__YOUR GOAL__: Find every line with the word "latency" and report how many there are, without any other text.

──────────────────────────────

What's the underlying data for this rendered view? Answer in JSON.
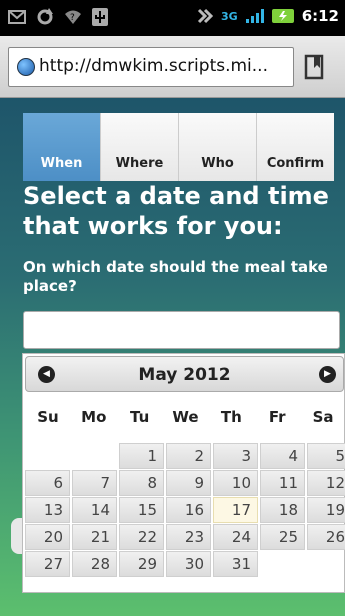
{
  "statusbar": {
    "icons_left": [
      "mail-icon",
      "sync-icon",
      "wifi-icon",
      "usb-icon"
    ],
    "network": "3G",
    "time": "6:12"
  },
  "browser": {
    "url": "http://dmwkim.scripts.mi..."
  },
  "tabs": [
    {
      "label": "When",
      "active": true
    },
    {
      "label": "Where",
      "active": false
    },
    {
      "label": "Who",
      "active": false
    },
    {
      "label": "Confirm",
      "active": false
    }
  ],
  "heading": "Select a date and time that works for you:",
  "question": "On which date should the meal take place?",
  "date_input": {
    "value": ""
  },
  "datepicker": {
    "month_title": "May 2012",
    "days_of_week": [
      "Su",
      "Mo",
      "Tu",
      "We",
      "Th",
      "Fr",
      "Sa"
    ],
    "leading_empty": 2,
    "days": [
      "1",
      "2",
      "3",
      "4",
      "5",
      "6",
      "7",
      "8",
      "9",
      "10",
      "11",
      "12",
      "13",
      "14",
      "15",
      "16",
      "17",
      "18",
      "19",
      "20",
      "21",
      "22",
      "23",
      "24",
      "25",
      "26",
      "27",
      "28",
      "29",
      "30",
      "31"
    ],
    "today": "17"
  },
  "colors": {
    "active_tab": "#4d8fc6",
    "today_highlight": "#fdf8e4"
  }
}
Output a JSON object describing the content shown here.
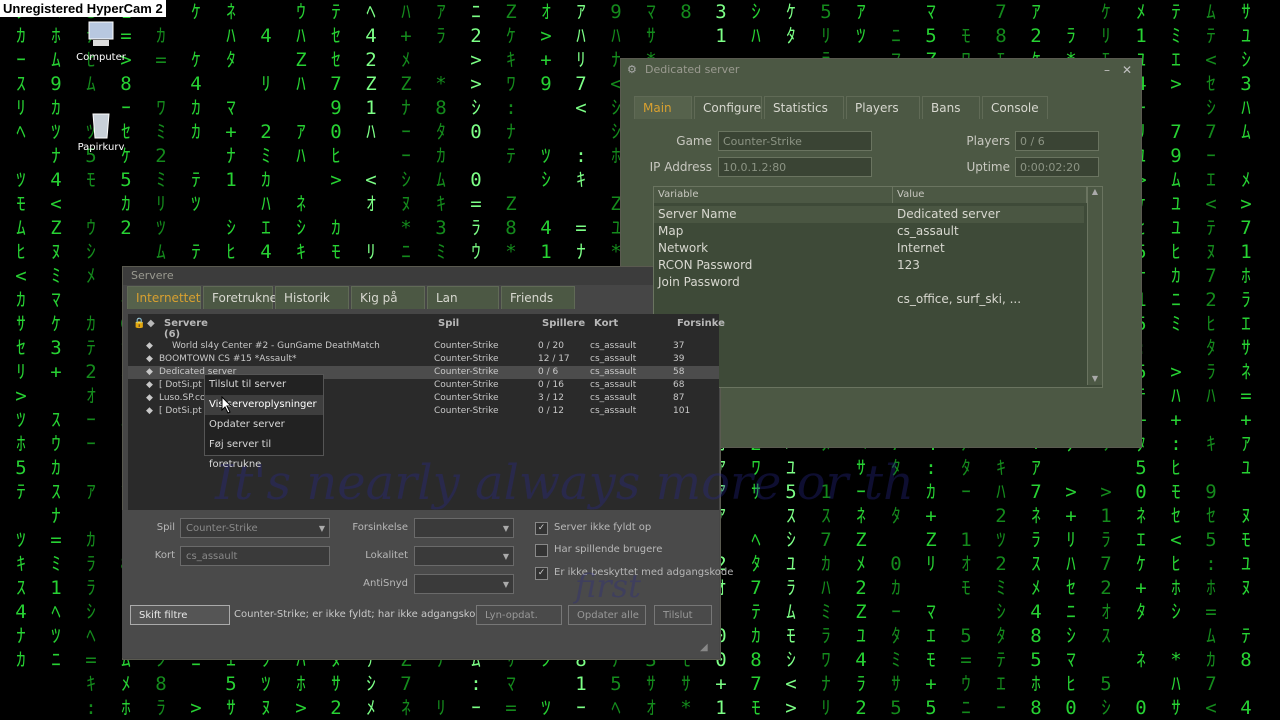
{
  "recorder": {
    "watermark": "Unregistered HyperCam 2"
  },
  "desktop": {
    "icons": [
      {
        "label": "Computer"
      },
      {
        "label": "Papirkurv"
      }
    ],
    "overlay_text": "It's nearly always more or th",
    "overlay_text2": "first"
  },
  "dedicated": {
    "title": "Dedicated server",
    "tabs": [
      "Main",
      "Configure",
      "Statistics",
      "Players",
      "Bans",
      "Console"
    ],
    "game_label": "Game",
    "game_value": "Counter-Strike",
    "ip_label": "IP Address",
    "ip_value": "10.0.1.2:80",
    "players_label": "Players",
    "players_value": "0 / 6",
    "uptime_label": "Uptime",
    "uptime_value": "0:00:02:20",
    "columns": [
      "Variable",
      "Value"
    ],
    "rows": [
      {
        "var": "Server Name",
        "val": "Dedicated server"
      },
      {
        "var": "Map",
        "val": "cs_assault"
      },
      {
        "var": "Network",
        "val": "Internet"
      },
      {
        "var": "RCON Password",
        "val": "123"
      },
      {
        "var": "Join Password",
        "val": ""
      },
      {
        "var": "",
        "val": "cs_office, surf_ski, ..."
      }
    ]
  },
  "servers": {
    "title": "Servere",
    "tabs": [
      "Internettet",
      "Foretrukne",
      "Historik",
      "Kig på",
      "Lan",
      "Friends"
    ],
    "headers": {
      "name": "Servere (6)",
      "game": "Spil",
      "players": "Spillere",
      "map": "Kort",
      "latency": "Forsinke"
    },
    "rows": [
      {
        "name": "World sl4y Center #2 - GunGame DeathMatch",
        "game": "Counter-Strike",
        "players": "0 / 20",
        "map": "cs_assault",
        "latency": "37"
      },
      {
        "name": "BOOMTOWN CS #15 *Assault*",
        "game": "Counter-Strike",
        "players": "12 / 17",
        "map": "cs_assault",
        "latency": "39"
      },
      {
        "name": "Dedicated server",
        "game": "Counter-Strike",
        "players": "0 / 6",
        "map": "cs_assault",
        "latency": "58"
      },
      {
        "name": "[ DotSi.pt",
        "game": "Counter-Strike",
        "players": "0 / 16",
        "map": "cs_assault",
        "latency": "68"
      },
      {
        "name": "Luso.SP.co",
        "game": "Counter-Strike",
        "players": "3 / 12",
        "map": "cs_assault",
        "latency": "87"
      },
      {
        "name": "[ DotSi.pt",
        "game": "Counter-Strike",
        "players": "0 / 12",
        "map": "cs_assault",
        "latency": "101"
      }
    ],
    "context_menu": [
      "Tilslut til server",
      "Vis serveroplysninger",
      "Opdater server",
      "Føj server til foretrukne"
    ],
    "filters": {
      "spil_label": "Spil",
      "spil_value": "Counter-Strike",
      "kort_label": "Kort",
      "kort_value": "cs_assault",
      "forsinkelse_label": "Forsinkelse",
      "lokalitet_label": "Lokalitet",
      "antisnyd_label": "AntiSnyd",
      "check1": "Server ikke fyldt op",
      "check2": "Har spillende brugere",
      "check3": "Er ikke beskyttet med adgangskode"
    },
    "bottom": {
      "toggle_filters": "Skift filtre",
      "status": "Counter-Strike; er ikke fyldt; har ikke adgangskode;..",
      "quick_refresh": "Lyn-opdat.",
      "refresh_all": "Opdater alle",
      "connect": "Tilslut"
    }
  }
}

──────────────────────────────

__WRITTEN ANSWER__: 7